[HOW TO COMPLETE THIS TASK]
Each line of the data below holding the word "have" must be copied.

[Start of section]

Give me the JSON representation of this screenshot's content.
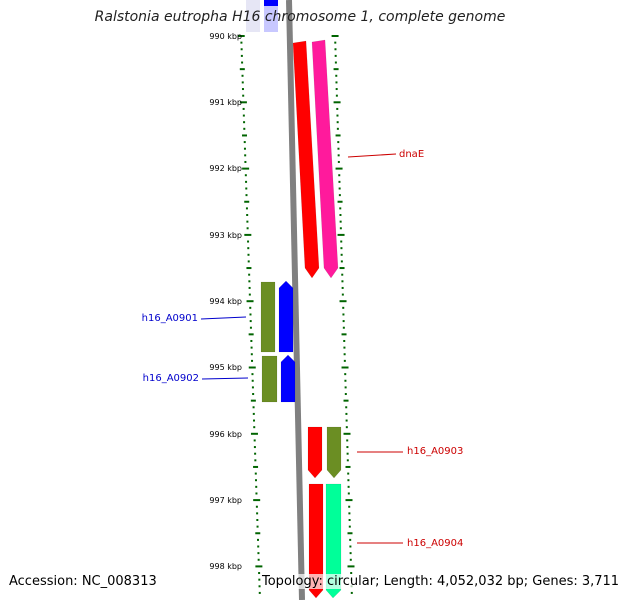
{
  "title": "Ralstonia eutropha H16 chromosome 1, complete genome",
  "footer": {
    "accession": "Accession: NC_008313",
    "topology": "Topology: circular; Length: 4,052,032 bp; Genes: 3,711"
  },
  "scale": {
    "unit": "kbp",
    "ticks": [
      "990 kbp",
      "991 kbp",
      "992 kbp",
      "993 kbp",
      "994 kbp",
      "995 kbp",
      "996 kbp",
      "997 kbp",
      "998 kbp"
    ]
  },
  "genes": [
    {
      "label": "",
      "strand": "+",
      "color": "#ff0000"
    },
    {
      "label": "dnaE",
      "strand": "+",
      "color": "#ff1a9c"
    },
    {
      "label": "h16_A0901",
      "strand": "-",
      "color": "#6b8e23"
    },
    {
      "label": "",
      "strand": "-",
      "color": "#0000ff"
    },
    {
      "label": "h16_A0902",
      "strand": "-",
      "color": "#6b8e23"
    },
    {
      "label": "",
      "strand": "-",
      "color": "#0000ff"
    },
    {
      "label": "",
      "strand": "+",
      "color": "#ff0000"
    },
    {
      "label": "h16_A0903",
      "strand": "+",
      "color": "#6b8e23"
    },
    {
      "label": "",
      "strand": "+",
      "color": "#ff0000"
    },
    {
      "label": "h16_A0904",
      "strand": "+",
      "color": "#00ff99"
    }
  ],
  "colors": {
    "backbone": "#808080",
    "tick": "#006400",
    "label_forward": "#cc0000",
    "label_reverse": "#0000cc"
  }
}
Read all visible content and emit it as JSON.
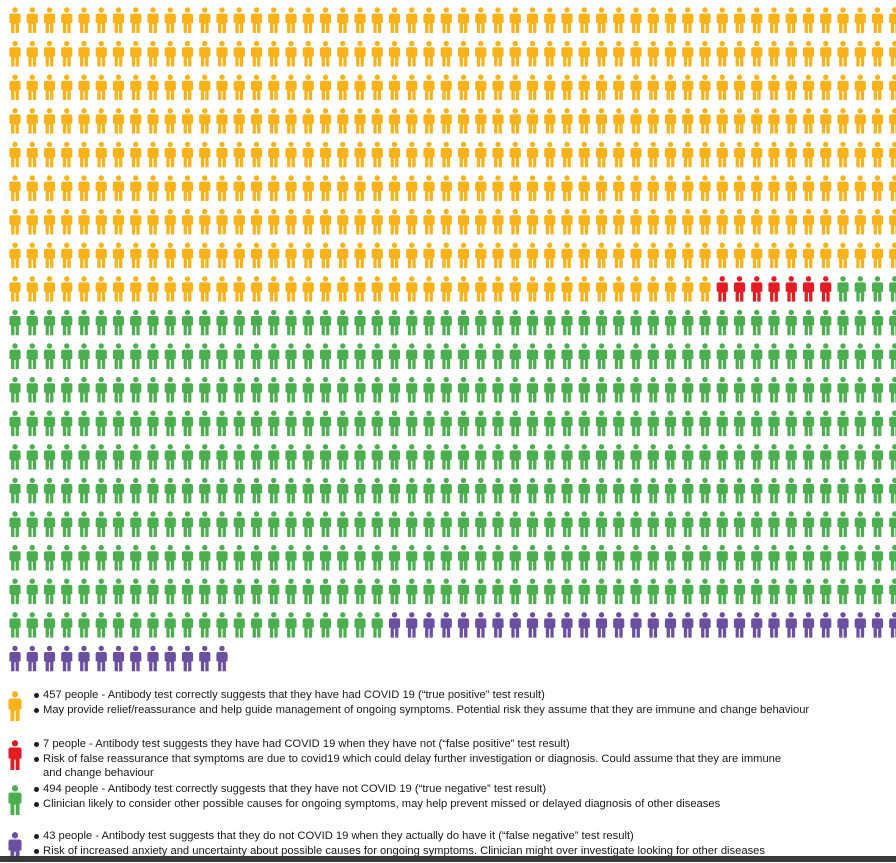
{
  "chart_data": {
    "type": "pictogram",
    "total": 1001,
    "icons_per_row": 52,
    "categories": [
      {
        "name": "true positive",
        "count": 457,
        "color": "#f9b21a"
      },
      {
        "name": "false positive",
        "count": 7,
        "color": "#e31b23"
      },
      {
        "name": "true negative",
        "count": 494,
        "color": "#4caf4f"
      },
      {
        "name": "false negative",
        "count": 43,
        "color": "#6b4fa0"
      }
    ]
  },
  "legend": [
    {
      "icon": "person-icon",
      "color": "#f9b21a",
      "line1": "457 people - Antibody test correctly suggests that they have had COVID 19 (“true positive” test result)",
      "line2": "May provide relief/reassurance and help guide management of ongoing symptoms. Potential risk they assume that they are immune and change behaviour",
      "line3": ""
    },
    {
      "icon": "person-icon",
      "color": "#e31b23",
      "line1": "7 people - Antibody test suggests they have had COVID 19 when they have not (“false positive” test result)",
      "line2": "Risk of false reassurance that symptoms are due to covid19 which could delay further investigation or diagnosis. Could assume that they are immune",
      "line3": "and change behaviour"
    },
    {
      "icon": "person-icon",
      "color": "#4caf4f",
      "line1": "494 people - Antibody test correctly suggests that they have not COVID 19 (“true negative” test result)",
      "line2": "Clinician likely to consider other possible causes for ongoing symptoms, may help prevent missed or delayed diagnosis of other diseases",
      "line3": ""
    },
    {
      "icon": "person-icon",
      "color": "#6b4fa0",
      "line1": "43 people - Antibody test suggests that they do not COVID 19 when they actually do have it (“false negative” test result)",
      "line2": "Risk of increased anxiety and uncertainty about possible causes for ongoing symptoms. Clinician might over investigate looking for other diseases",
      "line3": ""
    }
  ]
}
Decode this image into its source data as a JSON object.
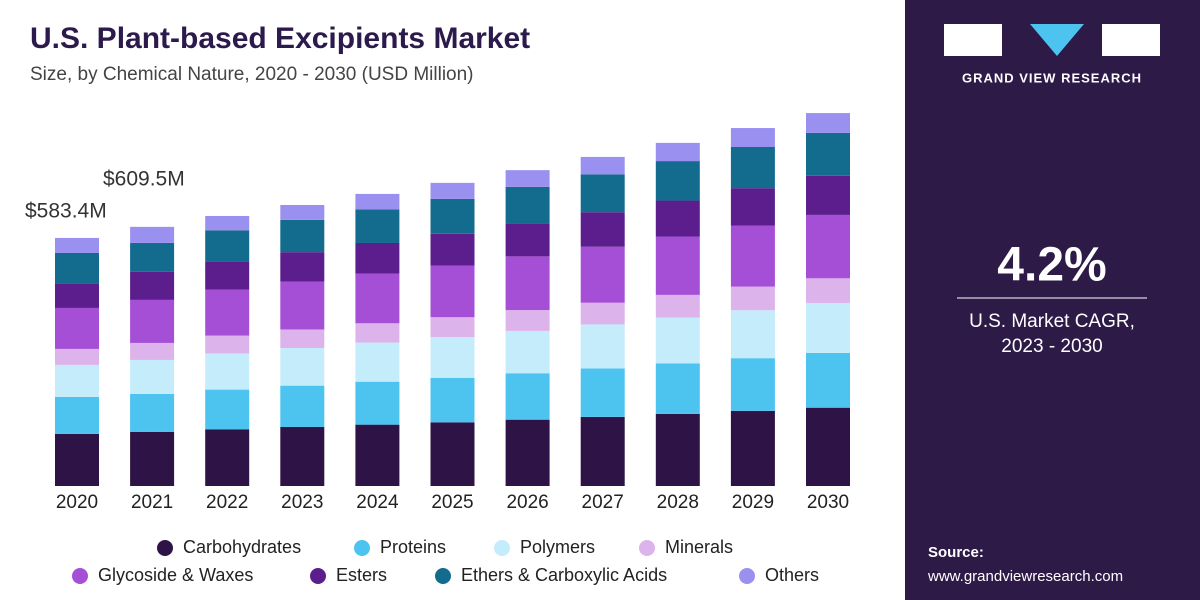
{
  "chart_data": {
    "type": "stacked_bar",
    "title": "U.S. Plant-based Excipients Market",
    "subtitle": "Size, by Chemical Nature, 2020 - 2030 (USD Million)",
    "categories": [
      "2020",
      "2021",
      "2022",
      "2023",
      "2024",
      "2025",
      "2026",
      "2027",
      "2028",
      "2029",
      "2030"
    ],
    "series": [
      {
        "name": "Carbohydrates",
        "color": "#2e1346",
        "values": [
          122.5,
          127.1,
          133.4,
          138.8,
          144.3,
          149.7,
          156.0,
          162.5,
          169.5,
          176.8,
          184.2
        ]
      },
      {
        "name": "Proteins",
        "color": "#4dc3f0",
        "values": [
          87.0,
          89.4,
          93.3,
          97.2,
          101.0,
          104.8,
          109.2,
          113.8,
          118.6,
          123.8,
          128.9
        ]
      },
      {
        "name": "Polymers",
        "color": "#c5ecfa",
        "values": [
          75.3,
          80.0,
          85.1,
          88.6,
          92.1,
          95.5,
          99.6,
          103.7,
          108.1,
          112.8,
          117.5
        ]
      },
      {
        "name": "Minerals",
        "color": "#dcb3ea",
        "values": [
          37.6,
          40.0,
          41.9,
          43.6,
          45.3,
          47.1,
          49.0,
          51.1,
          53.3,
          55.6,
          57.9
        ]
      },
      {
        "name": "Glycoside & Waxes",
        "color": "#a54fd6",
        "values": [
          96.4,
          101.2,
          108.0,
          112.4,
          116.8,
          121.2,
          126.3,
          131.6,
          137.2,
          143.1,
          149.1
        ]
      },
      {
        "name": "Esters",
        "color": "#5c1e8c",
        "values": [
          56.4,
          65.9,
          66.7,
          69.4,
          72.1,
          74.9,
          78.0,
          81.3,
          84.7,
          88.4,
          92.1
        ]
      },
      {
        "name": "Ethers & Carboxylic Acids",
        "color": "#136b8e",
        "values": [
          72.9,
          68.2,
          73.0,
          76.0,
          79.0,
          82.0,
          85.4,
          89.0,
          92.8,
          96.8,
          100.9
        ]
      },
      {
        "name": "Others",
        "color": "#9a90f0",
        "values": [
          35.3,
          37.7,
          33.7,
          35.0,
          36.4,
          37.8,
          39.4,
          41.0,
          42.8,
          44.6,
          46.5
        ]
      }
    ],
    "annotations": [
      "$583.4M",
      "$609.5M"
    ]
  },
  "panel": {
    "brand": "GRAND VIEW RESEARCH",
    "cagr": "4.2%",
    "cagr_label_1": "U.S. Market CAGR,",
    "cagr_label_2": "2023 - 2030",
    "source_label": "Source:",
    "source_url": "www.grandviewresearch.com"
  }
}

[End of section]

[THE COMPLETED TASK]
      "line1": "457 people - Antibody test correctly suggests that they have had COVID 19 (“true positive” test result)",
      "line1": "7 people - Antibody test suggests they have had COVID 19 when they have not (“false positive” test result)",
      "line1": "494 people - Antibody test correctly suggests that they have not COVID 19 (“true negative” test result)",
      "line1": "43 people - Antibody test suggests that they do not COVID 19 when they actually do have it (“false negative” test result)",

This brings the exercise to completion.